• EXERCISE: Give the listing again exactly, omitting its images.

• DATASET ENTRIES:
*** Block opens ***

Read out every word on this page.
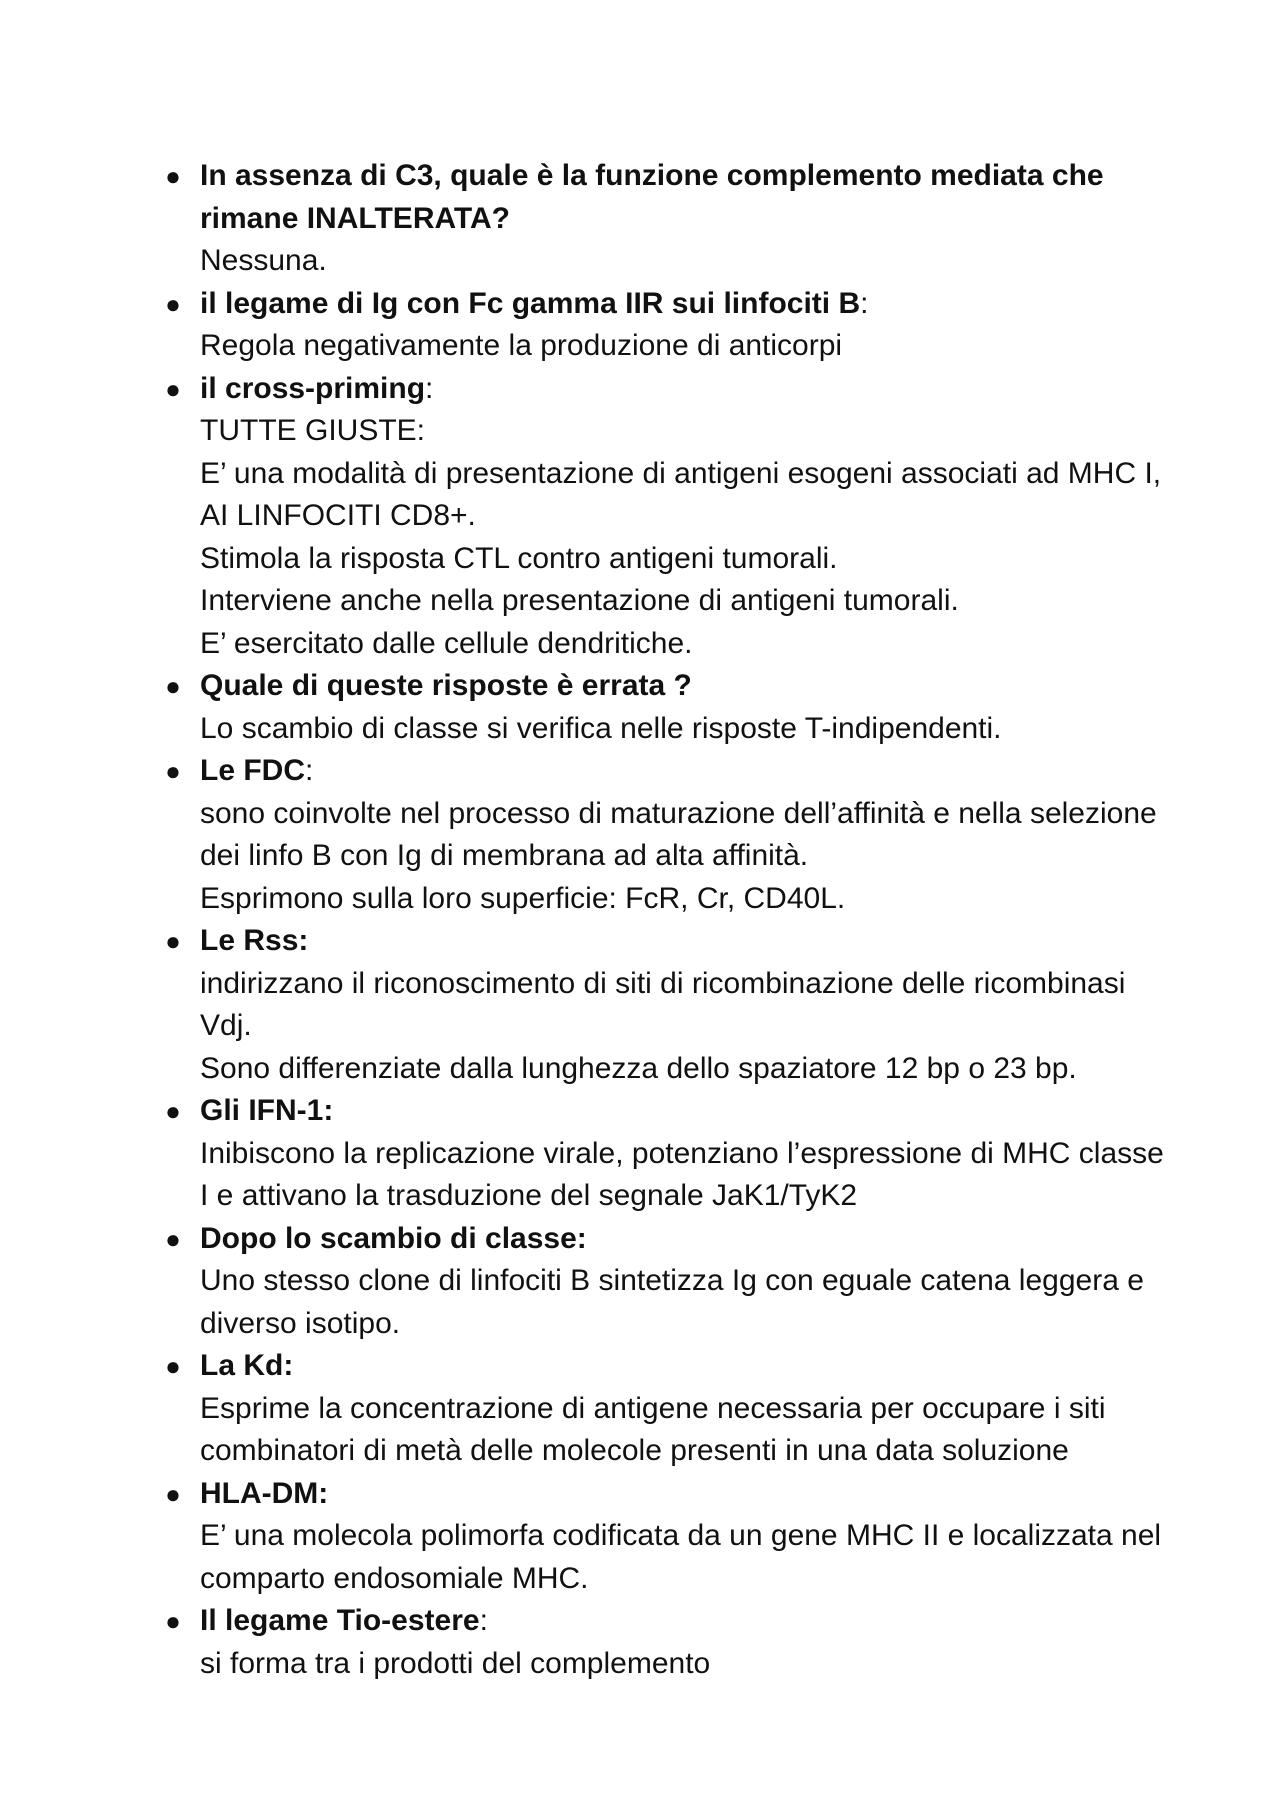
● In assenza di C3, quale è la funzione complemento mediata che rimane INALTERATA?
Nessuna.
● il legame di Ig con Fc gamma IIR sui linfociti B:
Regola negativamente la produzione di anticorpi
● il cross-priming:
TUTTE GIUSTE:
E’ una modalità di presentazione di antigeni esogeni associati ad MHC I, AI LINFOCITI CD8+.
Stimola la risposta CTL contro antigeni tumorali.
Interviene anche nella presentazione di antigeni tumorali.
E’ esercitato dalle cellule dendritiche.
● Quale di queste risposte è errata ?
Lo scambio di classe si verifica nelle risposte T-indipendenti.
● Le FDC:
sono coinvolte nel processo di maturazione dell’affinità e nella selezione dei linfo B con Ig di membrana ad alta affinità.
Esprimono sulla loro superficie: FcR, Cr, CD40L.
● Le Rss:
indirizzano il riconoscimento di siti di ricombinazione delle ricombinasi Vdj.
Sono differenziate dalla lunghezza dello spaziatore 12 bp o 23 bp.
● Gli IFN-1:
Inibiscono la replicazione virale, potenziano l’espressione di MHC classe I e attivano la trasduzione del segnale JaK1/TyK2
● Dopo lo scambio di classe:
Uno stesso clone di linfociti B sintetizza Ig con eguale catena leggera e diverso isotipo.
● La Kd:
Esprime la concentrazione di antigene necessaria per occupare i siti combinatori di metà delle molecole presenti in una data soluzione
● HLA-DM:
E’ una molecola polimorfa codificata da un gene MHC II e localizzata nel comparto endosomiale MHC.
● Il legame Tio-estere:
si forma tra i prodotti del complemento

*** Block closes ***

• TASK RESPONSE:
Read out every word on this page.
● In assenza di C3, quale è la funzione complemento mediata che rimane INALTERATA?
Nessuna.
● il legame di Ig con Fc gamma IIR sui linfociti B:
Regola negativamente la produzione di anticorpi
● il cross-priming:
TUTTE GIUSTE:
E’ una modalità di presentazione di antigeni esogeni associati ad MHC I, AI LINFOCITI CD8+.
Stimola la risposta CTL contro antigeni tumorali.
Interviene anche nella presentazione di antigeni tumorali.
E’ esercitato dalle cellule dendritiche.
● Quale di queste risposte è errata ?
Lo scambio di classe si verifica nelle risposte T-indipendenti.
● Le FDC:
sono coinvolte nel processo di maturazione dell’affinità e nella selezione dei linfo B con Ig di membrana ad alta affinità.
Esprimono sulla loro superficie: FcR, Cr, CD40L.
● Le Rss:
indirizzano il riconoscimento di siti di ricombinazione delle ricombinasi Vdj.
Sono differenziate dalla lunghezza dello spaziatore 12 bp o 23 bp.
● Gli IFN-1:
Inibiscono la replicazione virale, potenziano l’espressione di MHC classe I e attivano la trasduzione del segnale JaK1/TyK2
● Dopo lo scambio di classe:
Uno stesso clone di linfociti B sintetizza Ig con eguale catena leggera e diverso isotipo.
● La Kd:
Esprime la concentrazione di antigene necessaria per occupare i siti combinatori di metà delle molecole presenti in una data soluzione
● HLA-DM:
E’ una molecola polimorfa codificata da un gene MHC II e localizzata nel comparto endosomiale MHC.
● Il legame Tio-estere:
si forma tra i prodotti del complemento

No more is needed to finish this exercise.